- [Problem statement]:
Below are the records; pull every line that includes "Argo".

++++

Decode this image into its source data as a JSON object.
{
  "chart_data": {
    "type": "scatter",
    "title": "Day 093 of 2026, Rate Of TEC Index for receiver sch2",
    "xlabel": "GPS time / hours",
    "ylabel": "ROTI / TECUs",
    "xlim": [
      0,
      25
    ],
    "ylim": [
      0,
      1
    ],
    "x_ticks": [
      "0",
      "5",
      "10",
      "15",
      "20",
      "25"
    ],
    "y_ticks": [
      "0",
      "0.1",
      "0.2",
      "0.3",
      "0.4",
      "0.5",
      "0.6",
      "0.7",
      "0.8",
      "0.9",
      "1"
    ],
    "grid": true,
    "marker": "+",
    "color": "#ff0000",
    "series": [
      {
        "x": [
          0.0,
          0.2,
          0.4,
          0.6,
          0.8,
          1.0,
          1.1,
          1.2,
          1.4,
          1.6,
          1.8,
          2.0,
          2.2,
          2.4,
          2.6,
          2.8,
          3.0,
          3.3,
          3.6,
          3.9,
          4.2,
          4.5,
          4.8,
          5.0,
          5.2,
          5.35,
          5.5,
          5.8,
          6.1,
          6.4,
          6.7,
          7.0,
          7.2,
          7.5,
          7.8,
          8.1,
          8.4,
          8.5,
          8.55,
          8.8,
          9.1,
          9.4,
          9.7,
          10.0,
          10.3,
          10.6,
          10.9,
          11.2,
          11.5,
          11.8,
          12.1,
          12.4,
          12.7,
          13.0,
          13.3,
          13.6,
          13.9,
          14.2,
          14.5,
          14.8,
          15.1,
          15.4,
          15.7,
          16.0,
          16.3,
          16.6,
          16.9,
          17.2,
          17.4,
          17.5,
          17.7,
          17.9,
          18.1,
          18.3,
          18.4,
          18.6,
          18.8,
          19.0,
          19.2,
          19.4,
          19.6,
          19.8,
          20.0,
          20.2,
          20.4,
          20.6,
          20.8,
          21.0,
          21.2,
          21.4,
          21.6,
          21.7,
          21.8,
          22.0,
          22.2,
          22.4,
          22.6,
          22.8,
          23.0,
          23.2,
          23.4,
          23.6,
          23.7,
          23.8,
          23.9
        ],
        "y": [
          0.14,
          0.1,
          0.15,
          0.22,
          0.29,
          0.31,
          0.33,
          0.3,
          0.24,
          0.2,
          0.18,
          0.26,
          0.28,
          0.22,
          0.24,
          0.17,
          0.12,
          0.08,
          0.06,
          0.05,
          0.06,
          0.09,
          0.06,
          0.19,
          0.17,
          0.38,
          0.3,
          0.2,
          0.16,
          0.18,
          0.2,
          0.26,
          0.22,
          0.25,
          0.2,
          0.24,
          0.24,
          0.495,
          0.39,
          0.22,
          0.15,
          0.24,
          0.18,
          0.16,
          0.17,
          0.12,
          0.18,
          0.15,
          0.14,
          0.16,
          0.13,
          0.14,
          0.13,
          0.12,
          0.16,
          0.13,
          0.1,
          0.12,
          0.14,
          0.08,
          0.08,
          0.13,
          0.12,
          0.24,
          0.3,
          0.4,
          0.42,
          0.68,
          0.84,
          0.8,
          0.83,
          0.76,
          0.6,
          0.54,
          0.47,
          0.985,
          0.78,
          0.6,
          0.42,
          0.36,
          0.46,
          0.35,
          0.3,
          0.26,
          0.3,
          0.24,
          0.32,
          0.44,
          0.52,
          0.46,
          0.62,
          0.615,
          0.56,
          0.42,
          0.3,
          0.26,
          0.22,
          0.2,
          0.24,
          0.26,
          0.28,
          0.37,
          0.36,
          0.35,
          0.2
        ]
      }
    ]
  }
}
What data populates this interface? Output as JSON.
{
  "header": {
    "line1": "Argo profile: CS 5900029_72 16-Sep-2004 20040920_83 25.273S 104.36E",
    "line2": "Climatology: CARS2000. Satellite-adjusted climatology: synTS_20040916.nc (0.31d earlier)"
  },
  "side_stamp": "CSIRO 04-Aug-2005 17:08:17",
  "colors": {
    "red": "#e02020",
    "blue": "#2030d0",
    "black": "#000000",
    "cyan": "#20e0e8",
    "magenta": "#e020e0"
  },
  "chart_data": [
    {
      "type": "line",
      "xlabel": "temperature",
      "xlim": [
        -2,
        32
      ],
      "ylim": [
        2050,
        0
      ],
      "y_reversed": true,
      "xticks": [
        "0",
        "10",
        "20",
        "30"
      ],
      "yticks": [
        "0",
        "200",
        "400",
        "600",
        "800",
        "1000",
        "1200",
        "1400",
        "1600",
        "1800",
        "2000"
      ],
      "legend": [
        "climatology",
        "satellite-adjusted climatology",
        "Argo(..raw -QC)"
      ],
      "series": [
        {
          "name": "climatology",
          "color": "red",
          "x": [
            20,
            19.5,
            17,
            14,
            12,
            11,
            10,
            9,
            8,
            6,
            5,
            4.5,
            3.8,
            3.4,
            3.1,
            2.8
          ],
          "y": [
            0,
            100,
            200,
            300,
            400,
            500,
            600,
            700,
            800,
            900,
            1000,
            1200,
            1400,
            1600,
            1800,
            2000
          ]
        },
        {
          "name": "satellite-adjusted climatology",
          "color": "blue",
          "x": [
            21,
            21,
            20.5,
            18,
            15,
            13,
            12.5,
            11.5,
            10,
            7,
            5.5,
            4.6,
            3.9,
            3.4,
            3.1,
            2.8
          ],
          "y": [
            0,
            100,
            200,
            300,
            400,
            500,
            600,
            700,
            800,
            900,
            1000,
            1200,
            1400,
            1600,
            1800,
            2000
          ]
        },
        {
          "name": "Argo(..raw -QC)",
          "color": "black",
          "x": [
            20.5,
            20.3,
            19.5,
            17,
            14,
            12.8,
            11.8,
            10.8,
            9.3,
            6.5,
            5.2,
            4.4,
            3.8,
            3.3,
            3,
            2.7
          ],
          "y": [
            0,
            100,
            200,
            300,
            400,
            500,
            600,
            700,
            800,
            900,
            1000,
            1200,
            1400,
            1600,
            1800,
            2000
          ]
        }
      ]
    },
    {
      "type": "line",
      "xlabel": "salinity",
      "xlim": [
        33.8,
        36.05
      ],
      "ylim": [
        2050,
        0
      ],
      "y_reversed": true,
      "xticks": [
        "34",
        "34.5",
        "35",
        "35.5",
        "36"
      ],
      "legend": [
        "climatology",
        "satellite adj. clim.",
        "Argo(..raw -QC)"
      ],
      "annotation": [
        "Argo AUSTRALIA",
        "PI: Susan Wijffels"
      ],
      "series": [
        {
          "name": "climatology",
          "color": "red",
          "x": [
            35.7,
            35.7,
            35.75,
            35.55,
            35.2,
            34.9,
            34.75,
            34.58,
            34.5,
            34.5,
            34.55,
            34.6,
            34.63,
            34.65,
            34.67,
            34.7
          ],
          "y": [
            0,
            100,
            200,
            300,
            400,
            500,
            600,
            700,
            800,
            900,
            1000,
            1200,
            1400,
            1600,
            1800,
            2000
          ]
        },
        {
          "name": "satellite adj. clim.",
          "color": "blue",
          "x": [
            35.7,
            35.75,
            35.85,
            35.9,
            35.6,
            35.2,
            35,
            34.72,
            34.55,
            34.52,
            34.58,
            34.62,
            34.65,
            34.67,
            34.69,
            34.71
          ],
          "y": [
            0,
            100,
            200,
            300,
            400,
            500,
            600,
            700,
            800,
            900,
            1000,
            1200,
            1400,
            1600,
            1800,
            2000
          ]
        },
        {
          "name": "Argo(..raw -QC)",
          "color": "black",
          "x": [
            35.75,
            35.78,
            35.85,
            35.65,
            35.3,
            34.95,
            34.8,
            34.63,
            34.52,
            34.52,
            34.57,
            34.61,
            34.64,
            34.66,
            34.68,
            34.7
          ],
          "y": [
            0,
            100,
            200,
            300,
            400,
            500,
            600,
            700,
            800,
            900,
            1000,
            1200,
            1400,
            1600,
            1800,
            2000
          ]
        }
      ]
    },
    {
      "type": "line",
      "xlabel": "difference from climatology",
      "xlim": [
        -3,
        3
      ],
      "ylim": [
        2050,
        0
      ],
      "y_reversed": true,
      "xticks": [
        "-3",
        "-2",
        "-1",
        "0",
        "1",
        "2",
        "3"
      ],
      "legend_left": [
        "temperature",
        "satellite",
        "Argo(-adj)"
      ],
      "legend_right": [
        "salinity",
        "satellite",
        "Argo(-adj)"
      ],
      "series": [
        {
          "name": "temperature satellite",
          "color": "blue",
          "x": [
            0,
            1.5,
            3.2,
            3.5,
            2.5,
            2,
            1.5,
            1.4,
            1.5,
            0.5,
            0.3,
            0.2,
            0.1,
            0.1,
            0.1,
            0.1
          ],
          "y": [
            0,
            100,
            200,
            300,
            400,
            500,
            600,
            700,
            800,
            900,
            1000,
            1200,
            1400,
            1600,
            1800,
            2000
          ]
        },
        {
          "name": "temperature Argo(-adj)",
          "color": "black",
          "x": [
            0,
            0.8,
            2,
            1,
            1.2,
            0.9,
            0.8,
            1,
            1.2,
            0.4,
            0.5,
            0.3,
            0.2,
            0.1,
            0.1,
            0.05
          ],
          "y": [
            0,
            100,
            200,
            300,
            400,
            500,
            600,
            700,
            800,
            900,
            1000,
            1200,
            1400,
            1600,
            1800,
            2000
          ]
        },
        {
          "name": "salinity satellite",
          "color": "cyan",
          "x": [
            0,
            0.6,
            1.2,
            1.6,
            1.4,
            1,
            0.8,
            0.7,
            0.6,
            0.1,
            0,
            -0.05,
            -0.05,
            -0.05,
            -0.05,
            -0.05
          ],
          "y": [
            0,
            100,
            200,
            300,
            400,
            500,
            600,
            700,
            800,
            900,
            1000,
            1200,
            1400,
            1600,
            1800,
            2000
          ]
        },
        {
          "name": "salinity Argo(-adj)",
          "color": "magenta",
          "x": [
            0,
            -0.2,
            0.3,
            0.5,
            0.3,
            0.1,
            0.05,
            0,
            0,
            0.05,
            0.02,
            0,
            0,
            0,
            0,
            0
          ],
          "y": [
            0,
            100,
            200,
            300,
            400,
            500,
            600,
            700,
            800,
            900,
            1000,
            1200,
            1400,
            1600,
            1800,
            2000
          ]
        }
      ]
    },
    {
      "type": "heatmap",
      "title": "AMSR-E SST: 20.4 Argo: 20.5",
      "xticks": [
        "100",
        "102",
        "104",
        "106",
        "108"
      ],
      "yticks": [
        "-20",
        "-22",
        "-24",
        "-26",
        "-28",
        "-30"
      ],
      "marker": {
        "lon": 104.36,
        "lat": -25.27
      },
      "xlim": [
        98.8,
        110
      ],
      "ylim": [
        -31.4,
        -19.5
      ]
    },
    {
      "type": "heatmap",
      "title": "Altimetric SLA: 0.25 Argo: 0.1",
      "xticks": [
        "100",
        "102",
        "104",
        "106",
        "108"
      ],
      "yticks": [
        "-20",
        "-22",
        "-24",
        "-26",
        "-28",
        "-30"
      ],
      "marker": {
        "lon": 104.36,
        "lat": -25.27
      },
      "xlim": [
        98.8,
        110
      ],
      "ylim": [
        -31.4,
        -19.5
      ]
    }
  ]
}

++++

- [Solution for this task]:
    "line1": "Argo profile: CS 5900029_72 16-Sep-2004 20040920_83 25.273S 104.36E",
        "Argo(..raw -QC)"
          "name": "Argo(..raw -QC)",
        "Argo(..raw -QC)"
        "Argo AUSTRALIA",
          "name": "Argo(..raw -QC)",
        "Argo(-adj)"
        "Argo(-adj)"
          "name": "temperature Argo(-adj)",
          "name": "salinity Argo(-adj)",
      "title": "AMSR-E SST: 20.4 Argo: 20.5",
      "title": "Altimetric SLA: 0.25 Argo: 0.1",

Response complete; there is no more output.